* **Aim**
Where a line contains the word "磷酸铁价格下跌", copy that line in full.

━━━━━ Data excerpts ━━━━━

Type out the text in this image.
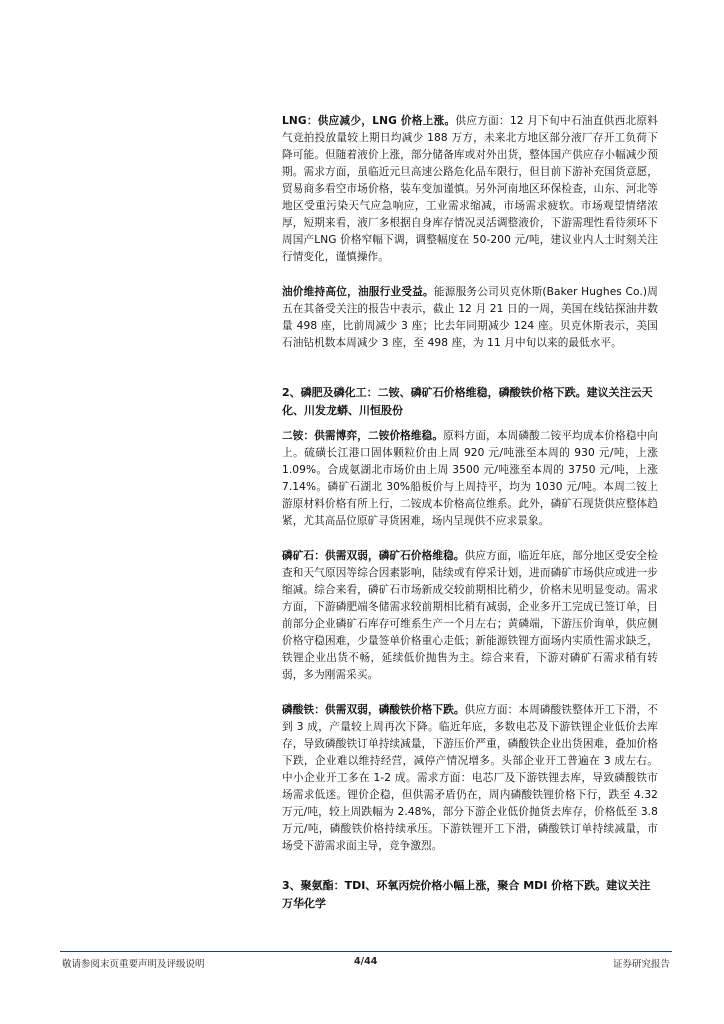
LNG：供应减少，LNG 价格上涨。供应方面：12 月下旬中石油直供西北原料气竞拍投放量较上期日均减少 188 万方，未来北方地区部分液厂存开工负荷下降可能。但随着液价上涨，部分储备库或对外出货，整体国产供应存小幅减少预期。需求方面，虽临近元旦高速公路危化品车限行，但目前下游补充国货意愿，贸易商多看空市场价格，装车变加谨慎。另外河南地区环保检查，山东、河北等地区受重污染天气应急响应，工业需求缩减，市场需求疲软。市场观望情绪浓厚，短期来看，液厂多根据自身库存情况灵活调整液价，下游需理性看待须环下周国产LNG 价格窄幅下调，调整幅度在 50-200 元/吨，建议业内人士时刻关注行情变化，谨慎操作。

油价维持高位，油服行业受益。能源服务公司贝克休斯(Baker Hughes Co.)周五在其备受关注的报告中表示，截止 12 月 21 日的一周，美国在线钻探油井数量 498 座，比前周减少 3 座；比去年同期减少 124 座。贝克休斯表示，美国石油钻机数本周减少 3 座，至 498 座，为 11 月中旬以来的最低水平。

2、磷肥及磷化工：二铵、磷矿石价格维稳，磷酸铁价格下跌。建议关注云天化、川发龙蟒、川恒股份

二铵：供需博弈，二铵价格维稳。原料方面，本周磷酸二铵平均成本价格稳中向上。硫磺长江港口固体颗粒价由上周 920 元/吨涨至本周的 930 元/吨，上涨 1.09%。合成氨湖北市场价由上周 3500 元/吨涨至本周的 3750 元/吨，上涨 7.14%。磷矿石湖北 30%船板价与上周持平，均为 1030 元/吨。本周二铵上游原材料价格有所上行，二铵成本价格高位维系。此外，磷矿石现货供应整体趋紧，尤其高品位原矿寻货困难，场内呈现供不应求景象。

磷矿石：供需双弱，磷矿石价格维稳。供应方面，临近年底，部分地区受安全检查和天气原因等综合因素影响，陆续或有停采计划，进而磷矿市场供应或进一步缩减。综合来看，磷矿石市场新成交较前期相比稍少，价格未见明显变动。需求方面，下游磷肥端冬储需求较前期相比稍有减弱，企业多开工完成已签订单，目前部分企业磷矿石库存可维系生产一个月左右；黄磷端，下游压价询单，供应侧价格守稳困难，少量签单价格重心走低；新能源铁锂方面场内实质性需求缺乏，铁锂企业出货不畅，延续低价抛售为主。综合来看，下游对磷矿石需求稍有转弱，多为刚需采买。

磷酸铁：供需双弱，磷酸铁价格下跌。供应方面：本周磷酸铁整体开工下滑，不到 3 成，产量较上周再次下降。临近年底，多数电芯及下游铁锂企业低价去库存，导致磷酸铁订单持续减量，下游压价严重，磷酸铁企业出货困难，叠加价格下跌，企业难以维持经营，减停产情况增多。头部企业开工普遍在 3 成左右。中小企业开工多在 1-2 成。需求方面：电芯厂及下游铁锂去库，导致磷酸铁市场需求低迷。锂价企稳，但供需矛盾仍在，周内磷酸铁锂价格下行，跌至 4.32 万元/吨，较上周跌幅为 2.48%，部分下游企业低价抛货去库存，价格低至 3.8 万元/吨，磷酸铁价格持续承压。下游铁锂开工下滑，磷酸铁订单持续减量，市场受下游需求面主导，竞争激烈。

3、聚氨酯：TDI、环氧丙烷价格小幅上涨，聚合 MDI 价格下跌。建议关注万华化学
敬请参阅末页重要声明及评级说明	4/44	证券研究报告
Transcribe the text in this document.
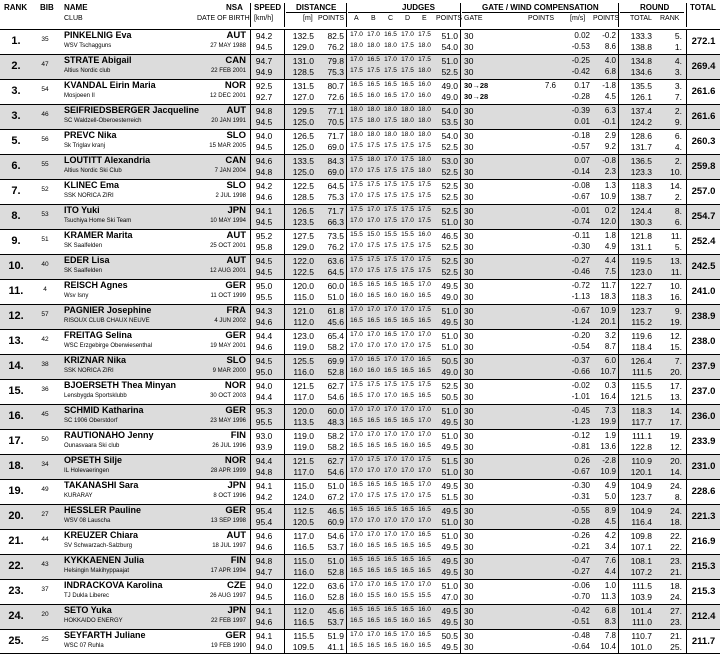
RANK BIB NAME
CLUB
NSA
DATE OF BIRTH
SPEED
[km/h]
DISTANCE
[m] POINTS
JUDGES
A B C D E POINTS
GATE / WIND COMPENSATION
GATE	POINTS [m/s] POINTS
ROUND
TOTAL RANK
TOTAL
1.	35	PINKELNIG Eva
WSV Tschagguns
AUT
27 MAY 1988
94.2	132.5	82.5 17.0 17.0 16.5 17.0 17.5	51.0 30	0.02	-0.2	133.3	5.
94.5	129.0	76.2 18.0 18.0 18.0 17.5 18.0	54.0 30	-0.53	8.6	138.8	1.	272.1
2.	47	STRATE Abigail
Altius Nordic club
CAN
22 FEB 2001
94.7	131.0	79.8 17.0 16.5 17.0 17.0 17.5	51.0 30	-0.25	4.0	134.8	4.
94.9	128.5	75.3 17.5 17.5 17.5 17.5 18.0	52.5 30	-0.42	6.8	134.6	3.	269.4
3.	54	KVANDAL Eirin Maria
Mosjoeen Il
NOR
12 DEC 2001
92.5	131.5	80.7 16.5 16.5 16.5 16.5 16.0	49.0 30→28	7.6	0.17	-1.8	135.5	3.
92.7	127.0	72.6 16.5 16.0 16.5 17.0 16.0	49.0 30→28	-0.28	4.5	126.1	7.	261.6
3.	46	SEIFRIEDSBERGER Jacqueline
SC Waldzell-Oberoesterreich
AUT
20 JAN 1991
94.8	129.5	77.1 18.0 18.0 18.0 18.0 18.0	54.0 30	-0.39	6.3	137.4	2.
94.5	125.0	70.5 17.5 18.0 17.5 18.0 18.0	53.5 30	0.01	-0.1	124.2	9.	261.6
5.	56	PREVC Nika
Sk Triglav kranj
SLO
15 MAR 2005
94.0	126.5	71.7 18.0 18.0 18.0 18.0 18.0	54.0 30	-0.18	2.9	128.6	6.
94.5	125.0	69.0 17.5 17.5 17.5 17.5 17.5	52.5 30	-0.57	9.2	131.7	4.	260.3
6.	55	LOUTITT Alexandria
Altius Nordic Ski Club
CAN
7 JAN 2004
94.6	133.5	84.3 17.5 18.0 17.0 17.5 18.0	53.0 30	0.07	-0.8	136.5	2.
94.8	125.0	69.0 17.0 17.5 17.5 17.5 18.0	52.5 30	-0.14	2.3	123.3	10.	259.8
7.	52	KLINEC Ema
SSK NORICA ZIRI
SLO
2 JUL 1998
94.2	122.5	64.5 17.5 17.5 17.5 17.5 17.5	52.5 30	-0.08	1.3	118.3	14.
94.6	128.5	75.3 17.0 17.5 17.5 17.5 17.5	52.5 30	-0.67	10.9	138.7	2.	257.0
8.	53	ITO Yuki
Tsuchiya Home Ski Team
JPN
10 MAY 1994
94.1	126.5	71.7 17.5 17.0 17.5 17.5 17.5	52.5 30	-0.01	0.2	124.4	8.
94.5	123.5	66.3 17.0 17.0 17.5 17.0 17.5	51.0 30	-0.74	12.0	130.3	6.	254.7
9.	51	KRAMER Marita
SK Saalfelden
AUT
25 OCT 2001
95.2	127.5	73.5 15.5 15.0 15.5 15.5 16.0	46.5 30	-0.11	1.8	121.8	11.
95.8	129.0	76.2 17.0 17.5 17.5 17.5 17.5	52.5 30	-0.30	4.9	131.1	5.	252.4
10.	40	EDER Lisa
SK Saalfelden
AUT
12 AUG 2001
94.5	122.0	63.6 17.5 17.5 17.5 17.0 17.5	52.5 30	-0.27	4.4	119.5	13.
94.5	122.5	64.5 17.0 17.5 17.5 17.5 17.5	52.5 30	-0.46	7.5	123.0	11.	242.5
11.	4	REISCH Agnes
Wsv Isny
GER
11 OCT 1999
95.0	120.0	60.0 16.5 16.5 16.5 16.5 17.0	49.5 30	-0.72	11.7	122.7	10.
95.5	115.0	51.0 16.0 16.5 16.0 16.0 16.5	49.0 30	-1.13	18.3	118.3	16.	241.0
12.	57	PAGNIER Josephine
RISOUX CLUB CHAUX NEUVE
FRA
4 JUN 2002
94.3	121.0	61.8 17.0 17.0 17.0 17.0 17.5	51.0 30	-0.67	10.9	123.7	9.
94.6	112.0	45.6 16.5 16.5 16.5 16.5 16.5	49.5 30	-1.24	20.1	115.2	19.	238.9
13.	42	FREITAG Selina
WSC Erzgebirge Oberwiesenthal
GER
19 MAY 2001
94.4	123.0	65.4 17.0 17.0 16.5 17.0 17.0	51.0 30	-0.20	3.2	119.6	12.
94.6	119.0	58.2 17.0 17.0 17.0 17.0 17.5	51.0 30	-0.54	8.7	118.4	15.	238.0
14.	38	KRIZNAR Nika
SSK NORICA ZIRI
SLO
9 MAR 2000
94.5	125.5	69.9 17.0 16.5 17.0 17.0 16.5	50.5 30	-0.37	6.0	126.4	7.
95.0	116.0	52.8 16.0 16.0 16.5 16.5 16.5	49.0 30	-0.66	10.7	111.5	20.	237.9
15.	36	BJOERSETH Thea Minyan
Lensbygda Sportsklubb
NOR
30 OCT 2003
94.0	121.5	62.7 17.5 17.5 17.5 17.5 17.5	52.5 30	-0.02	0.3	115.5	17.
94.4	117.0	54.6 16.5 17.0 17.0 16.5 16.5	50.5 30	-1.01	16.4	121.5	13.	237.0
16.	45	SCHMID Katharina
SC 1906 Oberstdorf
GER
23 MAY 1996
95.3	120.0	60.0 17.0 17.0 17.0 17.0 17.0	51.0 30	-0.45	7.3	118.3	14.
95.5	113.5	48.3 16.5 16.5 16.5 16.5 17.0	49.5 30	-1.23	19.9	117.7	17.	236.0
17.	50	RAUTIONAHO Jenny
Ounasvaara Ski club
FIN
26 JUL 1996
93.0	119.0	58.2 17.0 17.0 17.0 17.0 17.0	51.0 30	-0.12	1.9	111.1	19.
93.9	119.0	58.2 16.5 16.5 16.5 16.0 16.5	49.5 30	-0.81	13.6	122.8	12.	233.9
18.	34	OPSETH Silje
IL Holevaeringen
NOR
28 APR 1999
94.4	121.5	62.7 17.0 17.5 17.0 17.0 17.5	51.5 30	0.26	-2.8	110.9	20.
94.8	117.0	54.6 17.0 17.0 17.0 17.0 17.0	51.0 30	-0.67	10.9	120.1	14.	231.0
19.	49	TAKANASHI Sara
KURARAY
JPN
8 OCT 1996
94.1	115.0	51.0 16.5 16.5 16.5 16.5 17.0	49.5 30	-0.30	4.9	104.9	24.
94.2	124.0	67.2 17.0 17.5 17.5 17.0 17.5	51.5 30	-0.31	5.0	123.7	8.	228.6
20.	27	HESSLER Pauline
WSV 08 Lauscha
GER
13 SEP 1998
95.4	112.5	46.5 16.5 16.5 16.5 16.5 16.5	49.5 30	-0.55	8.9	104.9	24.
95.4	120.5	60.9 17.0 17.0 17.0 17.0 17.0	51.0 30	-0.28	4.5	116.4	18.	221.3
21.	44	KREUZER Chiara
SV Schwarzach-Salzburg
AUT
18 JUL 1997
94.6	117.0	54.6 17.0 17.0 17.0 17.0 16.5	51.0 30	-0.26	4.2	109.8	22.
94.6	116.5	53.7 16.0 16.5 16.5 16.5 16.5	49.5 30	-0.21	3.4	107.1	22.	216.9
22.	43	KYKKAENEN Julia
Helsingin Makihyppaajat
FIN
17 APR 1994
94.8	115.0	51.0 16.5 16.5 16.5 16.5 16.5	49.5 30	-0.47	7.6	108.1	23.
94.7	116.0	52.8 16.5 16.5 16.5 16.5 16.5	49.5 30	-0.27	4.4	107.2	21.	215.3
23.	37	INDRACKOVA Karolina
TJ Dukla Liberec
CZE
26 AUG 1997
94.0	122.0	63.6 17.0 17.0 16.5 17.0 17.0	51.0 30	-0.06	1.0	111.5	18.
94.5	116.0	52.8 16.0 15.5 16.0 15.5 15.5	47.0 30	-0.70	11.3	103.9	24.	215.3
24.	20	SETO Yuka
HOKKAIDO ENERGY
JPN
22 FEB 1997
94.1	112.0	45.6 16.5 16.5 16.5 16.5 16.0	49.5 30	-0.42	6.8	101.4	27.
94.6	116.5	53.7 16.5 16.5 16.5 16.0 16.5	49.5 30	-0.51	8.3	111.0	23.	212.4
25.	25	SEYFARTH Juliane
WSC 07 Ruhla
GER
19 FEB 1990
94.1	115.5	51.9 17.0 17.0 16.5 17.0 16.5	50.5 30	-0.48	7.8	110.7	21.
94.0	109.5	41.1 16.5 16.5 16.5 16.0 16.5	49.5 30	-0.64	10.4	101.0	25.	211.7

━━━━━

* **The output**
2、磷肥及磷化工：二铵、磷矿石价格维稳，磷酸铁价格下跌。建议关注云天化、川发龙蟒、川恒股份
磷酸铁：供需双弱，磷酸铁价格下跌。供应方面：本周磷酸铁整体开工下滑，不到 3 成，产量较上周再次下降。临近年底，多数电芯及下游铁锂企业低价去库存，导致磷酸铁订单持续减量，下游压价严重，磷酸铁企业出货困难，叠加价格下跌，企业难以维持经营，减停产情况增多。头部企业开工普遍在 3 成左右。中小企业开工多在 1-2 成。需求方面：电芯厂及下游铁锂去库，导致磷酸铁市场需求低迷。锂价企稳，但供需矛盾仍在，周内磷酸铁锂价格下行，跌至 4.32 万元/吨，较上周跌幅为 2.48%，部分下游企业低价抛货去库存，价格低至 3.8 万元/吨，磷酸铁价格持续承压。下游铁锂开工下滑，磷酸铁订单持续减量，市场受下游需求面主导，竞争激烈。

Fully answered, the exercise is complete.